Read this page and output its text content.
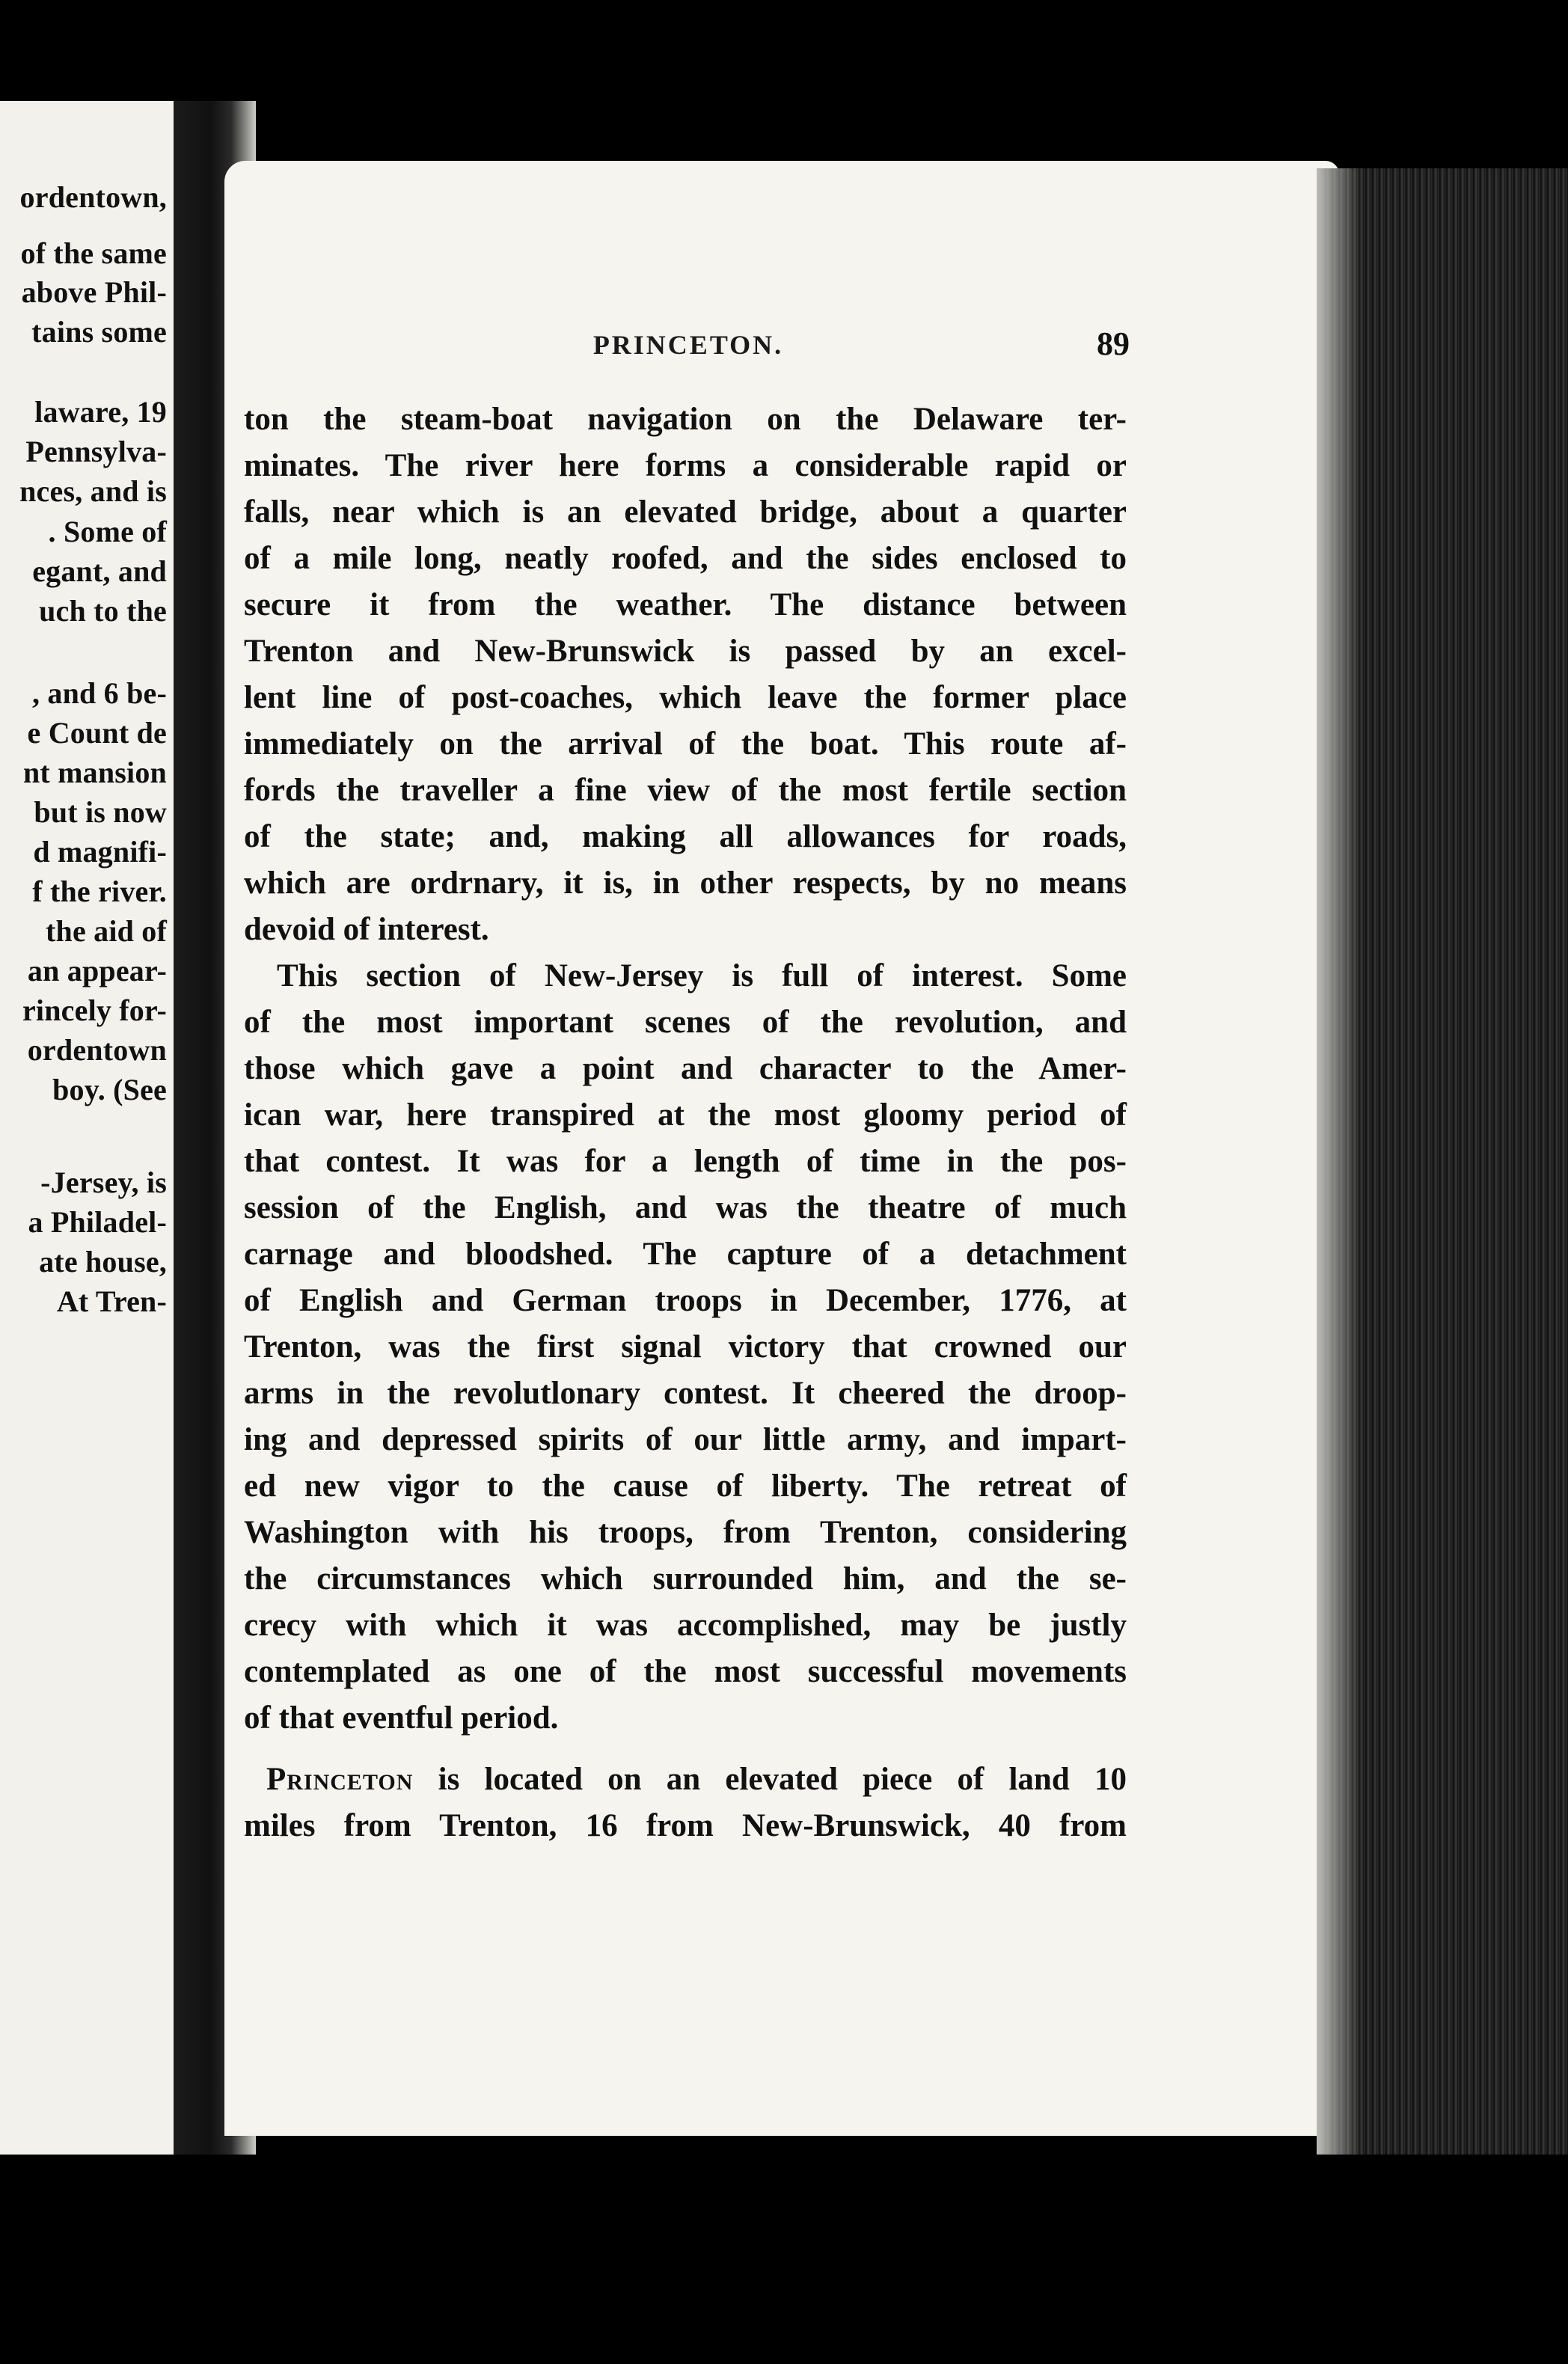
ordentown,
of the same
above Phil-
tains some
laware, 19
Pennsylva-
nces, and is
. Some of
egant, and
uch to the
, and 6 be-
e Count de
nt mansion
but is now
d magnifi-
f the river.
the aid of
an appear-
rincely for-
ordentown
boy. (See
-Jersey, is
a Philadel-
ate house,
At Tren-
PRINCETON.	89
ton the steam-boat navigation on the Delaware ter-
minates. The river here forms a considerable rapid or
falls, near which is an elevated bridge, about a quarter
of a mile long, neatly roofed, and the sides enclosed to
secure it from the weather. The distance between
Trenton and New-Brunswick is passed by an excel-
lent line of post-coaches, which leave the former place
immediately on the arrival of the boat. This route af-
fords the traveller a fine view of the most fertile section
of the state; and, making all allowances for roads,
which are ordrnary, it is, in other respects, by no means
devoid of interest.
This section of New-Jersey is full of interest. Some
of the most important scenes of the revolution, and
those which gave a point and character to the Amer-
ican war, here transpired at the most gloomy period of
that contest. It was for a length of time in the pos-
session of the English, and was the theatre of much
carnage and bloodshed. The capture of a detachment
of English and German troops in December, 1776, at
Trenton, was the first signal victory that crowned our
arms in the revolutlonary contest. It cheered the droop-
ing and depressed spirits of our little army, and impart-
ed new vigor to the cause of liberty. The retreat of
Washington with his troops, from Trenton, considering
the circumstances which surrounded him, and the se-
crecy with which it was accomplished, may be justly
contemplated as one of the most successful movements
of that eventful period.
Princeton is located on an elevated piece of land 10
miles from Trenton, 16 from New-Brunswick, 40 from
__________________________________________________
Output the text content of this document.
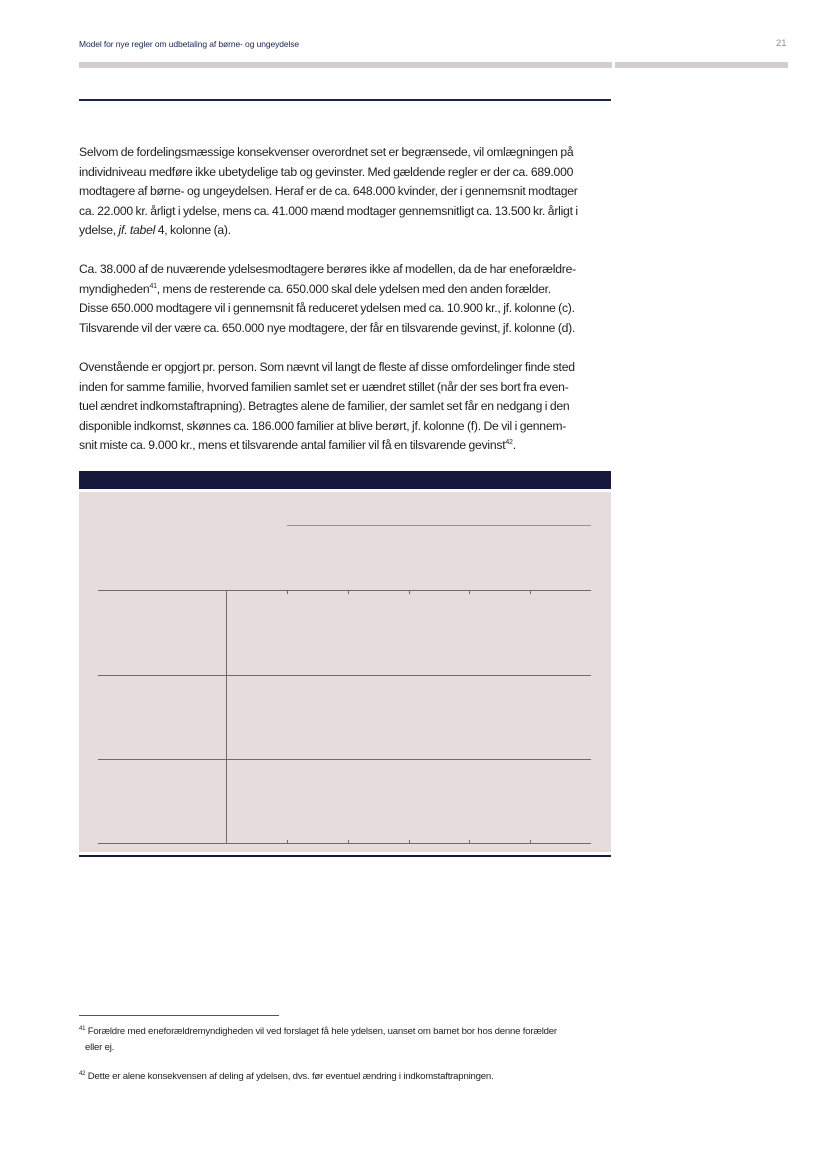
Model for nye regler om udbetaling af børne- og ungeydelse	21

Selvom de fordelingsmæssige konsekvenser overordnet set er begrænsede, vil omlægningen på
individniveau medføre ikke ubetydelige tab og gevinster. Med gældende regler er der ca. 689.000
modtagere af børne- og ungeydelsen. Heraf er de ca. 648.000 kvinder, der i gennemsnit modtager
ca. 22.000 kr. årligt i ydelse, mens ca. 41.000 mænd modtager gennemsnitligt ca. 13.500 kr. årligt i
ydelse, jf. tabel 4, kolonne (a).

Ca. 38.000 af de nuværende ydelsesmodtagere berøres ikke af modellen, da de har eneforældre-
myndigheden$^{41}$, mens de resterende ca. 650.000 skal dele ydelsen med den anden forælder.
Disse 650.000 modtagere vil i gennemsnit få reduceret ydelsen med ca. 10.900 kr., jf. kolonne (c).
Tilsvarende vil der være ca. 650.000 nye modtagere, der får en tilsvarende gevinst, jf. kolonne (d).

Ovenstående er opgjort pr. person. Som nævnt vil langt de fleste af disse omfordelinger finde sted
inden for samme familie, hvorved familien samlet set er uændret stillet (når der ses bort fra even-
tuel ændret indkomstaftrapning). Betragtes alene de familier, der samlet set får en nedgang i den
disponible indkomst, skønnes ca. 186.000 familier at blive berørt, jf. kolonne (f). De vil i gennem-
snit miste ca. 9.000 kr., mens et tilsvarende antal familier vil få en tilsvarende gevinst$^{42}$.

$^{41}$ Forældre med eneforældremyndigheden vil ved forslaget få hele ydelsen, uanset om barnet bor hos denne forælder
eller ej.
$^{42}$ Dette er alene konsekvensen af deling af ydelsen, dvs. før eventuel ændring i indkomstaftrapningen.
__________________________________________________
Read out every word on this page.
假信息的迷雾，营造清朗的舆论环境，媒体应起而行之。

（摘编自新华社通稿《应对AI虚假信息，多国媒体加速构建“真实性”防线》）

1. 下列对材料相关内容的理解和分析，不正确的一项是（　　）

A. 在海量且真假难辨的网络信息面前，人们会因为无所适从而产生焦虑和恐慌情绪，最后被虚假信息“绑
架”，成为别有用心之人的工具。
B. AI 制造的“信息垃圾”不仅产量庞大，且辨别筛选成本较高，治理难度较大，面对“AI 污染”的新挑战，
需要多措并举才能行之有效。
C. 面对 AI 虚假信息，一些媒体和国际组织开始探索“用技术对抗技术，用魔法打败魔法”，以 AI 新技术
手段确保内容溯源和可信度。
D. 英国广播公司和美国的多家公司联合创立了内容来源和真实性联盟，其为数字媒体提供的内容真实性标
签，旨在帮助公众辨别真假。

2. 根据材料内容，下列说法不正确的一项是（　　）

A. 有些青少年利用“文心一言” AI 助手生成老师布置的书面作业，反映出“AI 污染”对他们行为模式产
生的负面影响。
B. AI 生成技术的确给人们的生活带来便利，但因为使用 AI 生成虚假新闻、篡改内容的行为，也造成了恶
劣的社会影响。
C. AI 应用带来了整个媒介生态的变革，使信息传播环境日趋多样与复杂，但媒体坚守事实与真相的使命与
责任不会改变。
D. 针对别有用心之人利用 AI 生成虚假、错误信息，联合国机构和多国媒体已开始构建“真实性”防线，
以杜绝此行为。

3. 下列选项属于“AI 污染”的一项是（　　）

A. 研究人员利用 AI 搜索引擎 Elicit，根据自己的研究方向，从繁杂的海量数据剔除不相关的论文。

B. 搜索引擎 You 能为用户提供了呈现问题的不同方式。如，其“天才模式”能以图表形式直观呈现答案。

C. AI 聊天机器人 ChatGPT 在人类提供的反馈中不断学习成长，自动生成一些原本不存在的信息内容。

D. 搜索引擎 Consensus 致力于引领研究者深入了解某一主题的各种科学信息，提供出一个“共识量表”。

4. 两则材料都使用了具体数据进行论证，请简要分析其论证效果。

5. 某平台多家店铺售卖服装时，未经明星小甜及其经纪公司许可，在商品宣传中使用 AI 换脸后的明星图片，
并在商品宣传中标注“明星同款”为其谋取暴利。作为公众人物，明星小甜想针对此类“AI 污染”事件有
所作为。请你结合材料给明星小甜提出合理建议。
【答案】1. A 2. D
__________________________________________________
Using the listing above, gather each line that holds the string "text" and copy it.

Read this page and output its text content.
Output the text content of this document.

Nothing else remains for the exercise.